> **JOB**:
Where does the string "used" appear in the records? Copy every line that contains it.

*** PROVIDED RECORDS

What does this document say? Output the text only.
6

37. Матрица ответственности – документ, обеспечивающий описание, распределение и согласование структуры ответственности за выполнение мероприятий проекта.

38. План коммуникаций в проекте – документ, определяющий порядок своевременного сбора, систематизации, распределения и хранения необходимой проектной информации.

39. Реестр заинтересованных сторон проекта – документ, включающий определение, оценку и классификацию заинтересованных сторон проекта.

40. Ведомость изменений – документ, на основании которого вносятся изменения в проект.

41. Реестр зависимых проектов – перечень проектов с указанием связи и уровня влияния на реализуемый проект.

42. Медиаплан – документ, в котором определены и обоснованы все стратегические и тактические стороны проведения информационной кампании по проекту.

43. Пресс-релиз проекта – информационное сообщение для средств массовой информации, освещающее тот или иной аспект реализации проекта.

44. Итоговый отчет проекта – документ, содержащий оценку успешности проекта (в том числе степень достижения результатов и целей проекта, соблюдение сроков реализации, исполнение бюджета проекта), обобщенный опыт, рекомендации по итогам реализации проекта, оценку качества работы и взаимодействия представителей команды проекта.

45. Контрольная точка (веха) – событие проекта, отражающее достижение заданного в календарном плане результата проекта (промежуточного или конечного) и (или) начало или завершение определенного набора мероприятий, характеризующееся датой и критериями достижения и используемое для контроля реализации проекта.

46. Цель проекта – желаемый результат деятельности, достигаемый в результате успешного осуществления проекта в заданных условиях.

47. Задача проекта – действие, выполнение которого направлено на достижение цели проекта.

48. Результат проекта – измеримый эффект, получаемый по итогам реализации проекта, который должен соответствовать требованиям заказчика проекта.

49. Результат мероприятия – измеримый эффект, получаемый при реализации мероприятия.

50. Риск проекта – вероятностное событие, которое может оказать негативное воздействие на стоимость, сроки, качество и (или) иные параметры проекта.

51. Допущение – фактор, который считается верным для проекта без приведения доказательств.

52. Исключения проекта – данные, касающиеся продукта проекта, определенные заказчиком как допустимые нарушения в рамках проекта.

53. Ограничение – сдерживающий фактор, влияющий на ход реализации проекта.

******
*** PROVIDED RECORDS

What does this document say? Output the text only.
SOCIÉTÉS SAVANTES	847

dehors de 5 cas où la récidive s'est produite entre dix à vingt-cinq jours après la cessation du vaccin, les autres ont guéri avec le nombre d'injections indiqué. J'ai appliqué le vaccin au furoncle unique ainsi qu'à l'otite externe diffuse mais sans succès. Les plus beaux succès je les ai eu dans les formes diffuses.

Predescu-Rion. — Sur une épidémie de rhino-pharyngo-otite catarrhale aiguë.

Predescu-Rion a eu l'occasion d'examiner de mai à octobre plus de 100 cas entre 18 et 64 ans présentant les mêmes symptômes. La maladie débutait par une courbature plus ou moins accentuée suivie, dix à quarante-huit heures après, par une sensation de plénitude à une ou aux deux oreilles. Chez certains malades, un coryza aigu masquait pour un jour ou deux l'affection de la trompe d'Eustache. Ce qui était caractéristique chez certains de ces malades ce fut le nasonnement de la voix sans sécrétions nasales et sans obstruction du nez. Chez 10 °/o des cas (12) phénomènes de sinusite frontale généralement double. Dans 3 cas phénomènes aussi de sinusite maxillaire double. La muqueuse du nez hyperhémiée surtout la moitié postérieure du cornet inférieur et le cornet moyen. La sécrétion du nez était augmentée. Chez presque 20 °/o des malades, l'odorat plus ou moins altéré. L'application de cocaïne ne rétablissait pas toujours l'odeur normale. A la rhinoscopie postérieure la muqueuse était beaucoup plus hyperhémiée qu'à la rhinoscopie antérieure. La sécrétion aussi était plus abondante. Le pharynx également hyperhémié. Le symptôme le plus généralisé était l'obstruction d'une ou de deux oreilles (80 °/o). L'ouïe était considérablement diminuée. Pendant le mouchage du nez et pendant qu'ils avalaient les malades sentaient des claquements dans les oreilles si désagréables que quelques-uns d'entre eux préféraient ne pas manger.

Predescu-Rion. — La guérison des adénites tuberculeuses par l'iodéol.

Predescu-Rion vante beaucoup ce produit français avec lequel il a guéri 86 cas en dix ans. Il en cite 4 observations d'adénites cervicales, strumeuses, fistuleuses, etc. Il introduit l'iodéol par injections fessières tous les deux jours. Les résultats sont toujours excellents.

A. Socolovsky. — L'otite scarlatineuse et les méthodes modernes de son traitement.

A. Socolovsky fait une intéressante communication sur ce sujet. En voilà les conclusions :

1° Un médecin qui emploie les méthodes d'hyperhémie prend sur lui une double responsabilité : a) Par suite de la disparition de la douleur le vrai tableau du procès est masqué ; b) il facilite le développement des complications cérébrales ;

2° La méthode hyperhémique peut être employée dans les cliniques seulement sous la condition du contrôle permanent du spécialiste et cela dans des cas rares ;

******
*** PROVIDED RECORDS

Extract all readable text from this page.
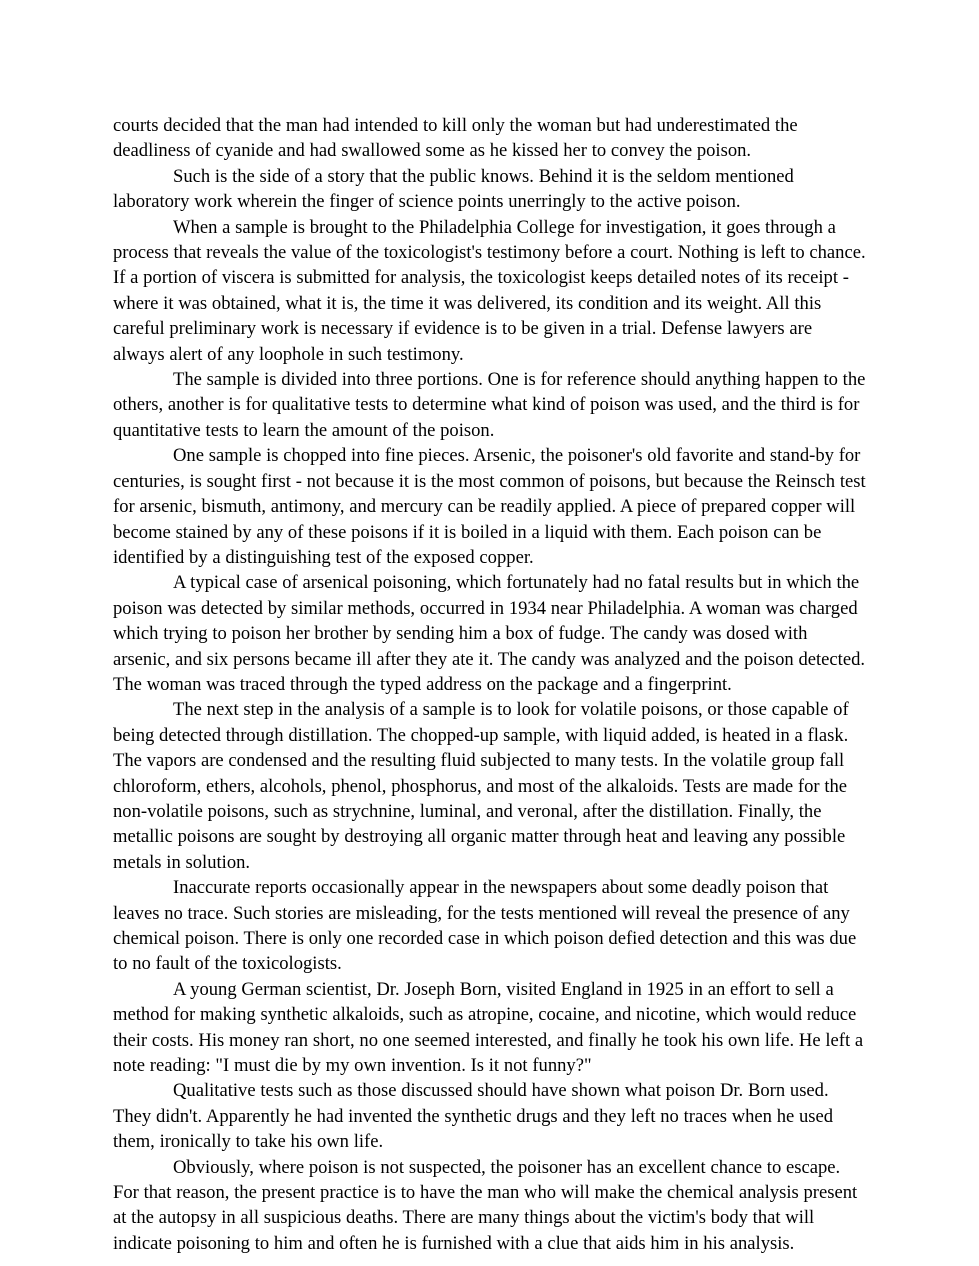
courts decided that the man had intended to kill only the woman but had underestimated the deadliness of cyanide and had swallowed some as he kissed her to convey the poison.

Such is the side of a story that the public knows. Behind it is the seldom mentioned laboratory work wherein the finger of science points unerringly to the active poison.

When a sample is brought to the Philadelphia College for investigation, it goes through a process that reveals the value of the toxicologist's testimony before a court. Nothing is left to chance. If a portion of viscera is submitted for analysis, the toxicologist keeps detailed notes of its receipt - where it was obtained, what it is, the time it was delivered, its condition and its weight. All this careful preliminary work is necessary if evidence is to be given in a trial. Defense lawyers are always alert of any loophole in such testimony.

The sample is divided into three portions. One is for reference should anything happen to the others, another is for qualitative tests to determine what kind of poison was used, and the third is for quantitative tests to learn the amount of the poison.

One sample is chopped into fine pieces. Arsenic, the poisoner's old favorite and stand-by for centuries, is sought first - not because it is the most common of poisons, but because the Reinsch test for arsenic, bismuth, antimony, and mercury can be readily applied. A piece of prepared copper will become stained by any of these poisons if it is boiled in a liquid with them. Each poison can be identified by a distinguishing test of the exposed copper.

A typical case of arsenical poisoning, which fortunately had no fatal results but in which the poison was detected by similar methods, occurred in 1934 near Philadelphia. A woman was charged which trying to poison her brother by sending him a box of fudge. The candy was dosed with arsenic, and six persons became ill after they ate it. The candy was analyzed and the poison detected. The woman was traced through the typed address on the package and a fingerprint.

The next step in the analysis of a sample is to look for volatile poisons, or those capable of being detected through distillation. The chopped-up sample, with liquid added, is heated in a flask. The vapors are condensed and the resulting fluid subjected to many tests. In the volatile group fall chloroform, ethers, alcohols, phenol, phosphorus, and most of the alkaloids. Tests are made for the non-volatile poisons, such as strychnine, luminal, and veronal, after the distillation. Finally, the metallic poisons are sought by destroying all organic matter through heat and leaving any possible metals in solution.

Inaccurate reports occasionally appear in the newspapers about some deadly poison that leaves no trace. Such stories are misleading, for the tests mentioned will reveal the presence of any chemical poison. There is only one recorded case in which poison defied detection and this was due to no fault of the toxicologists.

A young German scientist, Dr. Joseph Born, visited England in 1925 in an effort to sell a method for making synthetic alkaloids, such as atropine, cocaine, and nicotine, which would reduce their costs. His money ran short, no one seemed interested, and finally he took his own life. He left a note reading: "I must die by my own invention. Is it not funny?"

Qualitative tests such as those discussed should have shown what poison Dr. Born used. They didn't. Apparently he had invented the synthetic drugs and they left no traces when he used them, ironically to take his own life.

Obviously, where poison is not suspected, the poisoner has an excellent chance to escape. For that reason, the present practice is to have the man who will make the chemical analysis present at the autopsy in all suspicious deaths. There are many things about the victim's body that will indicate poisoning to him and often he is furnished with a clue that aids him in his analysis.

******

> **ANSWER FOR THE TASK**:
The sample is divided into three portions. One is for reference should anything happen to the others, another is for qualitative tests to determine what kind of poison was used, and the third is for quantitative tests to learn the amount of the poison.
Qualitative tests such as those discussed should have shown what poison Dr. Born used. They didn't. Apparently he had invented the synthetic drugs and they left no traces when he used them, ironically to take his own life.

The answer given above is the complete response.